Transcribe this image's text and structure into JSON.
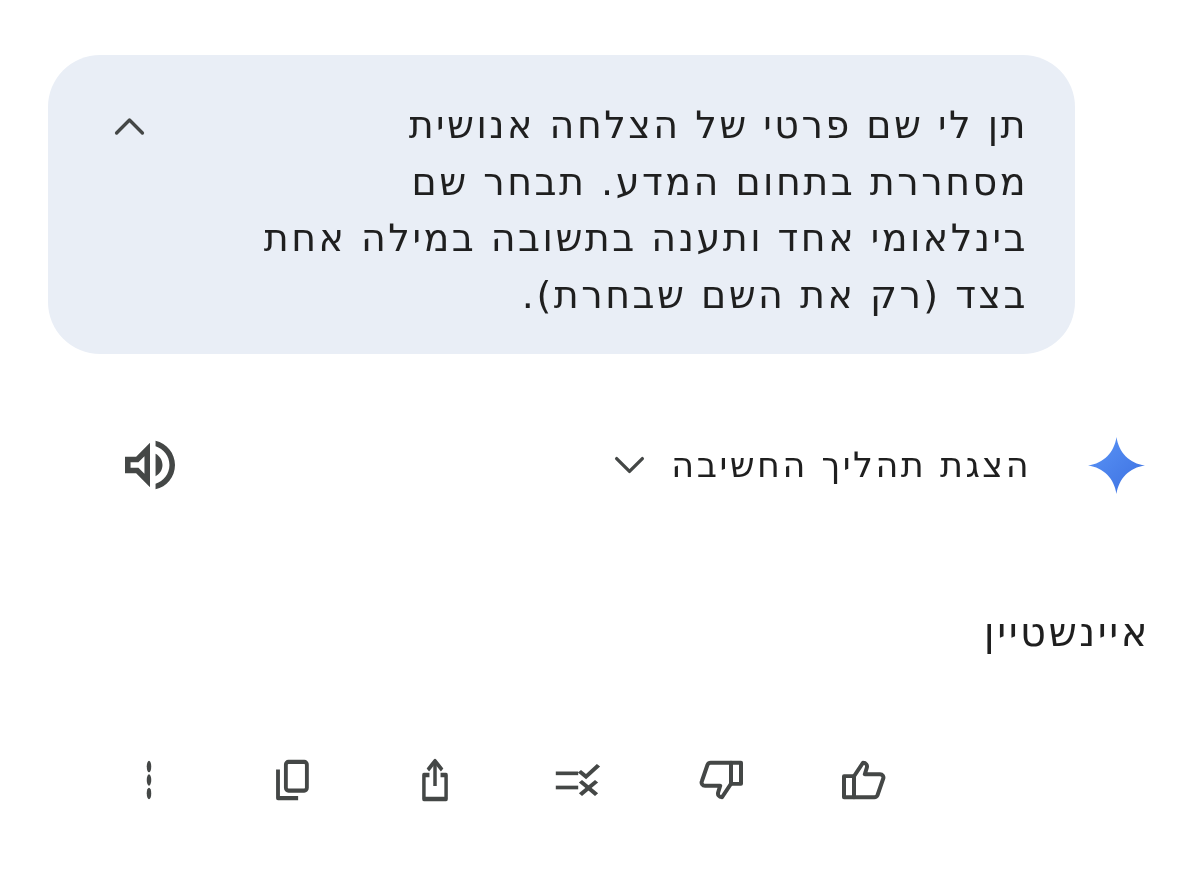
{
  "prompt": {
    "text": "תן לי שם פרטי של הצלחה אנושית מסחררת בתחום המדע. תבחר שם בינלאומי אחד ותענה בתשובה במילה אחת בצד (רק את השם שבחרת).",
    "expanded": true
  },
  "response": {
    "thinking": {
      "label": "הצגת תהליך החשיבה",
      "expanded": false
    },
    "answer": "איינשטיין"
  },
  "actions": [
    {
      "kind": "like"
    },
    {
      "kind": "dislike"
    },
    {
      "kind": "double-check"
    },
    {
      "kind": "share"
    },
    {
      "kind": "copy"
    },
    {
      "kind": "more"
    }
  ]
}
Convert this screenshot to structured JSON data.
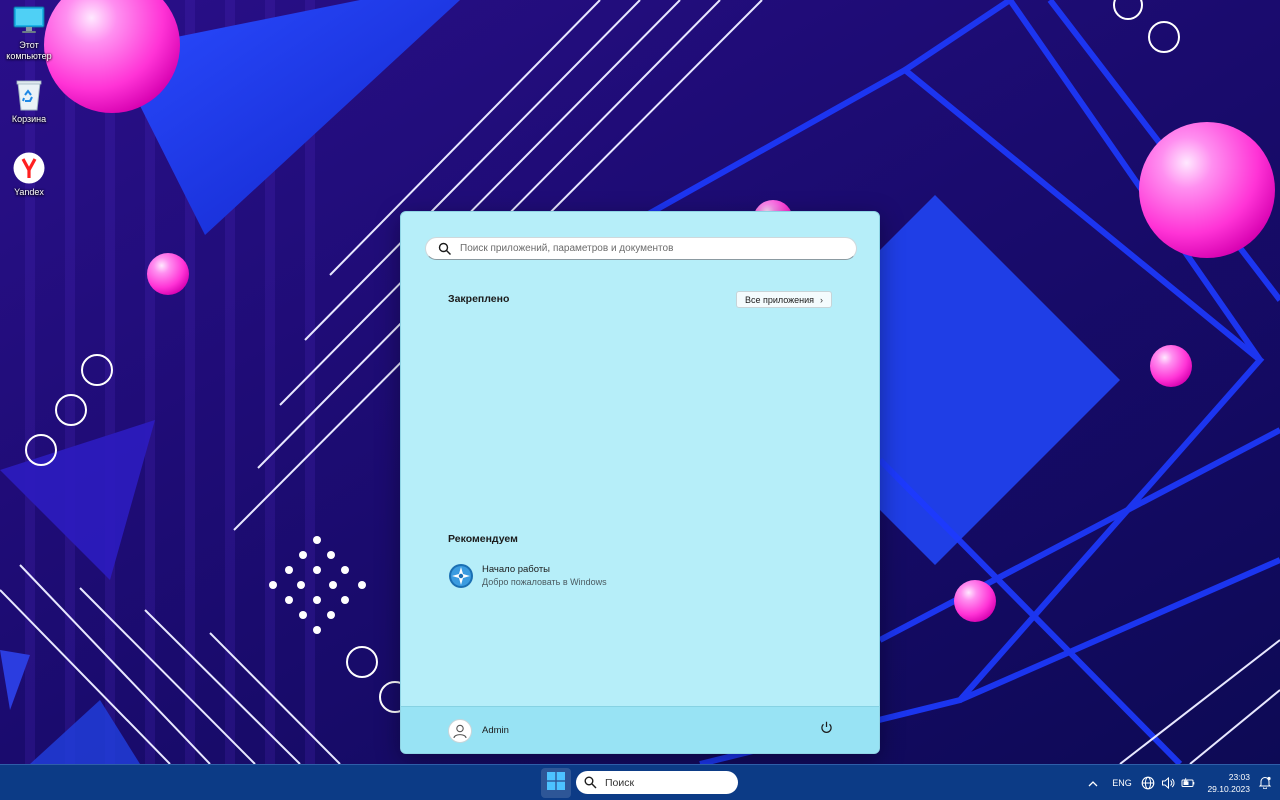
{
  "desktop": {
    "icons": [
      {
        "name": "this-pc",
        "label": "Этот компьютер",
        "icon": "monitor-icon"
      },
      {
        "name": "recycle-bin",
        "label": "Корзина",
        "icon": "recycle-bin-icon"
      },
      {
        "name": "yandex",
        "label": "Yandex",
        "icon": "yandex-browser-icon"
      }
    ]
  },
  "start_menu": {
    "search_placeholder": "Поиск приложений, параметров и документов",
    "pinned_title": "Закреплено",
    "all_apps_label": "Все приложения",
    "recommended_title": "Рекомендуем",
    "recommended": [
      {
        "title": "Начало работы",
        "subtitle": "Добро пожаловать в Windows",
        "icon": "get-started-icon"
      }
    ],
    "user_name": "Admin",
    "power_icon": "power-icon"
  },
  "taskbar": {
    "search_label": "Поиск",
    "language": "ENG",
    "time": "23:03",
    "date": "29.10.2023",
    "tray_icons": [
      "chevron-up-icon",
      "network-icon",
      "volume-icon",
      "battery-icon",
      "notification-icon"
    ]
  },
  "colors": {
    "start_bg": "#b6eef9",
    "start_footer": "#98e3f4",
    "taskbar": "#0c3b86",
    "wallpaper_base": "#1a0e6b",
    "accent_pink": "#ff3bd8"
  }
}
────────────────────
## GIVEN REQUEST
Omit all pictures while transcribing the entries verbatim.

## EXERCISE OUTPUT
Transcribe this image's text and structure into JSON.
{
  "prompt": {
    "text": "תן לי שם פרטי של הצלחה אנושית מסחררת בתחום המדע. תבחר שם בינלאומי אחד ותענה בתשובה במילה אחת בצד (רק את השם שבחרת).",
    "expanded": true
  },
  "response": {
    "thinking": {
      "label": "הצגת תהליך החשיבה",
      "expanded": false
    },
    "answer": "איינשטיין"
  },
  "actions": [
    {
      "kind": "like"
    },
    {
      "kind": "dislike"
    },
    {
      "kind": "double-check"
    },
    {
      "kind": "share"
    },
    {
      "kind": "copy"
    },
    {
      "kind": "more"
    }
  ]
}
Convert this screenshot to structured JSON data.
{
  "desktop": {
    "icons": [
      {
        "name": "this-pc",
        "label": "Этот компьютер",
        "icon": "monitor-icon"
      },
      {
        "name": "recycle-bin",
        "label": "Корзина",
        "icon": "recycle-bin-icon"
      },
      {
        "name": "yandex",
        "label": "Yandex",
        "icon": "yandex-browser-icon"
      }
    ]
  },
  "start_menu": {
    "search_placeholder": "Поиск приложений, параметров и документов",
    "pinned_title": "Закреплено",
    "all_apps_label": "Все приложения",
    "recommended_title": "Рекомендуем",
    "recommended": [
      {
        "title": "Начало работы",
        "subtitle": "Добро пожаловать в Windows",
        "icon": "get-started-icon"
      }
    ],
    "user_name": "Admin",
    "power_icon": "power-icon"
  },
  "taskbar": {
    "search_label": "Поиск",
    "language": "ENG",
    "time": "23:03",
    "date": "29.10.2023",
    "tray_icons": [
      "chevron-up-icon",
      "network-icon",
      "volume-icon",
      "battery-icon",
      "notification-icon"
    ]
  },
  "colors": {
    "start_bg": "#b6eef9",
    "start_footer": "#98e3f4",
    "taskbar": "#0c3b86",
    "wallpaper_base": "#1a0e6b",
    "accent_pink": "#ff3bd8"
  }
}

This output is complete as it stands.